▸ AIM
In the listing below, locate the lines bearing the word "icon". Copy every one of them.

(Dataset records)

——

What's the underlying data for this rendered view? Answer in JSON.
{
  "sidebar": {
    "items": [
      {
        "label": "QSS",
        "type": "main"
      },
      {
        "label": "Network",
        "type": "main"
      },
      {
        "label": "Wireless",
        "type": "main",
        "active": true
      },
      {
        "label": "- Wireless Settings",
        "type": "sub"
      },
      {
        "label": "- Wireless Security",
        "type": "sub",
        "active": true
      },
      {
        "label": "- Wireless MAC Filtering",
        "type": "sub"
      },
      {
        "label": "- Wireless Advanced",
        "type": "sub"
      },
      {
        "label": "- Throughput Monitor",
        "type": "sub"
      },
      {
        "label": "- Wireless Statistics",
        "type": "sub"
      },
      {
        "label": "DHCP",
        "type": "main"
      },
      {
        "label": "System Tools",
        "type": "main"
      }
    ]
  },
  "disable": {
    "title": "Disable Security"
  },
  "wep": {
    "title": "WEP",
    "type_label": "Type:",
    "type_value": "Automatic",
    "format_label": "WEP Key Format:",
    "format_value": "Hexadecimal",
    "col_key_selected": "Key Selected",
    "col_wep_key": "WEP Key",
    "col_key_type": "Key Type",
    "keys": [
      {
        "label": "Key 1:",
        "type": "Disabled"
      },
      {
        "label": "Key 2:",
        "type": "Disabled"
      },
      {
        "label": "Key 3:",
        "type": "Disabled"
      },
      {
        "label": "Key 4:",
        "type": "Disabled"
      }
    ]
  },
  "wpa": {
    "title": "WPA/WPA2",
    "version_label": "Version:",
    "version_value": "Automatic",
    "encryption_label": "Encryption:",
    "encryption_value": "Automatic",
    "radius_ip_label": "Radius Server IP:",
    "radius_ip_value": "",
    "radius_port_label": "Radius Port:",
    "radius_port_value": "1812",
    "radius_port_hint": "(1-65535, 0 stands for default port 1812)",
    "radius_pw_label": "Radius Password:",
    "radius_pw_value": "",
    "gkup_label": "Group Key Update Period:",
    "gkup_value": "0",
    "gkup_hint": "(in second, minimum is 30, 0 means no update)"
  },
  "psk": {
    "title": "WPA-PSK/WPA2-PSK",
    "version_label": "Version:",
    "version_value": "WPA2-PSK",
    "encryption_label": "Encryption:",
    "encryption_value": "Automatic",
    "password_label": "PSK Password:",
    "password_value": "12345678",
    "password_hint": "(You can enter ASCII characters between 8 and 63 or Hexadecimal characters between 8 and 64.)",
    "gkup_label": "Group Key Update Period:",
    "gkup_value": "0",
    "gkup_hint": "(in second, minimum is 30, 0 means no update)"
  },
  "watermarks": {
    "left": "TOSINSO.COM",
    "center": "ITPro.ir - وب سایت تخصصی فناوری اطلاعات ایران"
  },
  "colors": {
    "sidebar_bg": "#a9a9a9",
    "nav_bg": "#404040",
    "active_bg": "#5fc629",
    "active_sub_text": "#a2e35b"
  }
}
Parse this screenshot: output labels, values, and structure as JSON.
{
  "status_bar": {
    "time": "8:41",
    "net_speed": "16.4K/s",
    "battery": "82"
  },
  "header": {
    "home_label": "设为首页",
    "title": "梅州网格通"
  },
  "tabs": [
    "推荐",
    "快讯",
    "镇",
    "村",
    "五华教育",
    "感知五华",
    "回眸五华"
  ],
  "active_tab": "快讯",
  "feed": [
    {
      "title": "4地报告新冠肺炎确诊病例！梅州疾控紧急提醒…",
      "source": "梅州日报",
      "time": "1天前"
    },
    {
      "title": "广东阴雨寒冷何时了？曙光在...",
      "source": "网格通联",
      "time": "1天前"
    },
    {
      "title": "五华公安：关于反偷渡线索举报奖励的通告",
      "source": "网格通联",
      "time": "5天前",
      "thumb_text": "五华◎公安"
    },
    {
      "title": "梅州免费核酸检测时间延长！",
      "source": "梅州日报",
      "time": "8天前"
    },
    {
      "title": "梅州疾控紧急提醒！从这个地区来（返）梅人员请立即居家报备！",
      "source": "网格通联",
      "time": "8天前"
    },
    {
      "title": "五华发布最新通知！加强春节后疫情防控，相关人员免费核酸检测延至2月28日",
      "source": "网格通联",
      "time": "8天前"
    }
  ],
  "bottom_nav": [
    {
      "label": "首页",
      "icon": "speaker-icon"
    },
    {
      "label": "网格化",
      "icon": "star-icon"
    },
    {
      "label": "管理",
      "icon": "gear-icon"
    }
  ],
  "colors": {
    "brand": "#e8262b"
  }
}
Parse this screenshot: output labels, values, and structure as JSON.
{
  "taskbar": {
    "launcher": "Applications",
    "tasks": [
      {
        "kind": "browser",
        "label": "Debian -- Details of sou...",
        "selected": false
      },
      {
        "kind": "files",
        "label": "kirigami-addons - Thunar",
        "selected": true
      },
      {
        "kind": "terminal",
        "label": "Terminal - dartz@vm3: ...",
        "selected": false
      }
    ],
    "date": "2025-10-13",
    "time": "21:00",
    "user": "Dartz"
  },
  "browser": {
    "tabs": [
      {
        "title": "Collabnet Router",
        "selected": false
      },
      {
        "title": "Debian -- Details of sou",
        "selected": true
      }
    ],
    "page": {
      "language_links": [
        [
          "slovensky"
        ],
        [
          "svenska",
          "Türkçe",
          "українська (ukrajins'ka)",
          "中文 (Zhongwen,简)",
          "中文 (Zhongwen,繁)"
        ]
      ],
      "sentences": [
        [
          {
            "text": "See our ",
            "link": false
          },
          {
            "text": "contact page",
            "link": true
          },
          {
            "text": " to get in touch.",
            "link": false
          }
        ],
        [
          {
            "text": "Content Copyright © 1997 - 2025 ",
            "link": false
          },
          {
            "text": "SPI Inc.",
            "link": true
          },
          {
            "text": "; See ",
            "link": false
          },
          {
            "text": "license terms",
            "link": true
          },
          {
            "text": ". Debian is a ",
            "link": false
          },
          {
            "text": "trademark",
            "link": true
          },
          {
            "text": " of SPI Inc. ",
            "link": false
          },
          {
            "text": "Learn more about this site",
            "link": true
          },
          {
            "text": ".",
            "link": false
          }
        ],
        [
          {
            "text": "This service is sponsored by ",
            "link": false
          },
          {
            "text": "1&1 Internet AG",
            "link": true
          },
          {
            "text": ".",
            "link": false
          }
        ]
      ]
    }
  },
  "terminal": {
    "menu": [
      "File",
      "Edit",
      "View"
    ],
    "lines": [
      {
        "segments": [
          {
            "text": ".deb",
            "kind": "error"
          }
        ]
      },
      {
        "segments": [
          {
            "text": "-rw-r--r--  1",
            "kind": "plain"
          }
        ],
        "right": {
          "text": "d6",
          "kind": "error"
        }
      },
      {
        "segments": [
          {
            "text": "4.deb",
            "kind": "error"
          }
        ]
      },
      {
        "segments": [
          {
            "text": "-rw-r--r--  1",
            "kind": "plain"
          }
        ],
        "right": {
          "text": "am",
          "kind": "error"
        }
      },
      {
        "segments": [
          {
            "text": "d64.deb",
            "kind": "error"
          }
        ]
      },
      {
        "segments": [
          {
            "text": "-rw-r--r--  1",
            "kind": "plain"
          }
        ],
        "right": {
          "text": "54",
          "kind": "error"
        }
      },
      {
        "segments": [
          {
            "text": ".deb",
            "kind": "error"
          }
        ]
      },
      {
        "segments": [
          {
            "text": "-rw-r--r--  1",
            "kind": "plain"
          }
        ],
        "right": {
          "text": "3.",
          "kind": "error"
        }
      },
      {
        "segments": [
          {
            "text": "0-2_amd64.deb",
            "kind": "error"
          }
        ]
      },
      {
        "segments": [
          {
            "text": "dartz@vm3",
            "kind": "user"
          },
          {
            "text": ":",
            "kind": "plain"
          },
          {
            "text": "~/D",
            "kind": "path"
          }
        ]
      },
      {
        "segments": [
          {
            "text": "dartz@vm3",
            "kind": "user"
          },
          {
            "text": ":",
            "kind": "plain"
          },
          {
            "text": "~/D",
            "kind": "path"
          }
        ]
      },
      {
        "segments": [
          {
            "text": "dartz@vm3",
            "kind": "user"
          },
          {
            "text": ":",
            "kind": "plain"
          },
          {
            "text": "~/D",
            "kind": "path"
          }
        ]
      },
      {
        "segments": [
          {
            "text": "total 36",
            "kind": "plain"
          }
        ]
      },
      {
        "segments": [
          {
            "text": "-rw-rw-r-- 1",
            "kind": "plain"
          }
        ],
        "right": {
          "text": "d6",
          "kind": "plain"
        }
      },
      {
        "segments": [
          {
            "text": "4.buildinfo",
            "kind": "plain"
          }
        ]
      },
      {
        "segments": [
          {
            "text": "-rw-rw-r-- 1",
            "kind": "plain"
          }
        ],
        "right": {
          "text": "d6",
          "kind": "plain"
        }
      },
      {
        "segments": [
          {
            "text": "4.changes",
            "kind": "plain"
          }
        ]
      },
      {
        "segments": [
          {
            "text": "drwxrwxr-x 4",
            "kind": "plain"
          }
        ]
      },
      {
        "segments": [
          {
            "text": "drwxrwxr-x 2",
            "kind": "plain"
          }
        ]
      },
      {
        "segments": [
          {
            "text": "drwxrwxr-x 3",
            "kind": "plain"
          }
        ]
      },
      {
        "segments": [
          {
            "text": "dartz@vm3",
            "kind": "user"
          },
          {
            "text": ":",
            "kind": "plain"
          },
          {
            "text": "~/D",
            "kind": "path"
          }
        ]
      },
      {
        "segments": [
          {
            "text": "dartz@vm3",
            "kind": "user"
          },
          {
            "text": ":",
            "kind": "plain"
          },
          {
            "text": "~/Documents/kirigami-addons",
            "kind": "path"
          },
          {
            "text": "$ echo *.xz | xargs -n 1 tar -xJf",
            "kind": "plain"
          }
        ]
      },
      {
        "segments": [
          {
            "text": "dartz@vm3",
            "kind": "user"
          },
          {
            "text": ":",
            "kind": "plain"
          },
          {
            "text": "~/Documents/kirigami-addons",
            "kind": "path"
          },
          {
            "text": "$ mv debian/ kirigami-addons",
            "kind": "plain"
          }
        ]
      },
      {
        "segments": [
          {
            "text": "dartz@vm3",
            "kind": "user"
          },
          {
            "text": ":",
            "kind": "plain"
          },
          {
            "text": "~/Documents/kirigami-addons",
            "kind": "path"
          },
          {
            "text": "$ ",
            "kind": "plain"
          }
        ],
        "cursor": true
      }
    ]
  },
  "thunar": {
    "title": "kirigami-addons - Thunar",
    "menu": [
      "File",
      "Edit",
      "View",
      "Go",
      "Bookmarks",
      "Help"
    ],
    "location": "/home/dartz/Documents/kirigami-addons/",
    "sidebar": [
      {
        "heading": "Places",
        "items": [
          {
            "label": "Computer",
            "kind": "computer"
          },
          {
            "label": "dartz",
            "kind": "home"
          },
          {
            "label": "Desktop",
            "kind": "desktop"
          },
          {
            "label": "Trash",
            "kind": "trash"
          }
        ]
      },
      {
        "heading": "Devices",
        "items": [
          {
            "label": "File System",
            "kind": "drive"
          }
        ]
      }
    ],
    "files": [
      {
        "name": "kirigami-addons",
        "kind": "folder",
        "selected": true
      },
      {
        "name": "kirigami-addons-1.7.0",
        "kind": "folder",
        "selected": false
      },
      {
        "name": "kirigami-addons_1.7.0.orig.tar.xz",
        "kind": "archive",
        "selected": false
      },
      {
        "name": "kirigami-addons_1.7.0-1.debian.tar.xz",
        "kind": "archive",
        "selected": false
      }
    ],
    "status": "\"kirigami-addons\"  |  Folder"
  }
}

——

▸ RESULT OF THIS TASK
      "icon": "speaker-icon"
      "icon": "star-icon"
      "icon": "gear-icon"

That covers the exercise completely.